◆ **Extracted entries**
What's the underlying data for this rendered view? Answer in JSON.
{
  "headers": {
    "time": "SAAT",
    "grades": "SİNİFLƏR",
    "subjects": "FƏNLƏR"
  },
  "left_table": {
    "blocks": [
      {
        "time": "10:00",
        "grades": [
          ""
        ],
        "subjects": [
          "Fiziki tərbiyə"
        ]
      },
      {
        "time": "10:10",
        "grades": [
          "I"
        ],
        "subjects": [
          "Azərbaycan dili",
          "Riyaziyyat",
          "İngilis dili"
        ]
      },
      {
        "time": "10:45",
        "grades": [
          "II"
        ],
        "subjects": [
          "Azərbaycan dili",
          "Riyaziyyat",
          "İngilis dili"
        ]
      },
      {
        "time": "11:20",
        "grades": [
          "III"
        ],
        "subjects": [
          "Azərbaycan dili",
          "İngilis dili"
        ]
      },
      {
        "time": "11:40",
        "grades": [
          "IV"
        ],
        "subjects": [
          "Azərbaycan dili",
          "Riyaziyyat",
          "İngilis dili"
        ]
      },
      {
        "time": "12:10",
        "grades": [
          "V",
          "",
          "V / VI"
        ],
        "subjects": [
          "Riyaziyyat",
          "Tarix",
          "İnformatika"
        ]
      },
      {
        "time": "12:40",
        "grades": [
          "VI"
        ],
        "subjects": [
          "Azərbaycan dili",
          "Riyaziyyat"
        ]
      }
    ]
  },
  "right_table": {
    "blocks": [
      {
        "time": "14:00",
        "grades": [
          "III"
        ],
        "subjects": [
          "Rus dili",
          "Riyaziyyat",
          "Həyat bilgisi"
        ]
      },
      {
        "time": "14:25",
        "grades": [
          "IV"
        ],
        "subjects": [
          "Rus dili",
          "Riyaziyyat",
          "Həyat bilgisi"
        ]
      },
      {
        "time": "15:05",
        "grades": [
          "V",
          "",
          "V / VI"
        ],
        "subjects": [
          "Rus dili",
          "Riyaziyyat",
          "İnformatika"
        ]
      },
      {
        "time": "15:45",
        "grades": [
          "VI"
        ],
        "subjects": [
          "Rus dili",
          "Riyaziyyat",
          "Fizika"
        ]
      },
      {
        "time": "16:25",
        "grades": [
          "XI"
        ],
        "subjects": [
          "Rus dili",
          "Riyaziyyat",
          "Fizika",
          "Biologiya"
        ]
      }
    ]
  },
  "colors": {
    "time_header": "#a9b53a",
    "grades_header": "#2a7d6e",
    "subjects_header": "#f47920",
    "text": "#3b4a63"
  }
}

◆ **Task goal**
Return all of the entries exactly as they were supplied.

◆ **Solution for this exercise**
What's the underlying data for this rendered view? Answer in JSON.
{
  "headers": {
    "time": "SAAT",
    "grades": "SİNİFLƏR",
    "subjects": "FƏNLƏR"
  },
  "left_table": {
    "blocks": [
      {
        "time": "10:00",
        "grades": [
          ""
        ],
        "subjects": [
          "Fiziki tərbiyə"
        ]
      },
      {
        "time": "10:10",
        "grades": [
          "I"
        ],
        "subjects": [
          "Azərbaycan dili",
          "Riyaziyyat",
          "İngilis dili"
        ]
      },
      {
        "time": "10:45",
        "grades": [
          "II"
        ],
        "subjects": [
          "Azərbaycan dili",
          "Riyaziyyat",
          "İngilis dili"
        ]
      },
      {
        "time": "11:20",
        "grades": [
          "III"
        ],
        "subjects": [
          "Azərbaycan dili",
          "İngilis dili"
        ]
      },
      {
        "time": "11:40",
        "grades": [
          "IV"
        ],
        "subjects": [
          "Azərbaycan dili",
          "Riyaziyyat",
          "İngilis dili"
        ]
      },
      {
        "time": "12:10",
        "grades": [
          "V",
          "",
          "V / VI"
        ],
        "subjects": [
          "Riyaziyyat",
          "Tarix",
          "İnformatika"
        ]
      },
      {
        "time": "12:40",
        "grades": [
          "VI"
        ],
        "subjects": [
          "Azərbaycan dili",
          "Riyaziyyat"
        ]
      }
    ]
  },
  "right_table": {
    "blocks": [
      {
        "time": "14:00",
        "grades": [
          "III"
        ],
        "subjects": [
          "Rus dili",
          "Riyaziyyat",
          "Həyat bilgisi"
        ]
      },
      {
        "time": "14:25",
        "grades": [
          "IV"
        ],
        "subjects": [
          "Rus dili",
          "Riyaziyyat",
          "Həyat bilgisi"
        ]
      },
      {
        "time": "15:05",
        "grades": [
          "V",
          "",
          "V / VI"
        ],
        "subjects": [
          "Rus dili",
          "Riyaziyyat",
          "İnformatika"
        ]
      },
      {
        "time": "15:45",
        "grades": [
          "VI"
        ],
        "subjects": [
          "Rus dili",
          "Riyaziyyat",
          "Fizika"
        ]
      },
      {
        "time": "16:25",
        "grades": [
          "XI"
        ],
        "subjects": [
          "Rus dili",
          "Riyaziyyat",
          "Fizika",
          "Biologiya"
        ]
      }
    ]
  },
  "colors": {
    "time_header": "#a9b53a",
    "grades_header": "#2a7d6e",
    "subjects_header": "#f47920",
    "text": "#3b4a63"
  }
}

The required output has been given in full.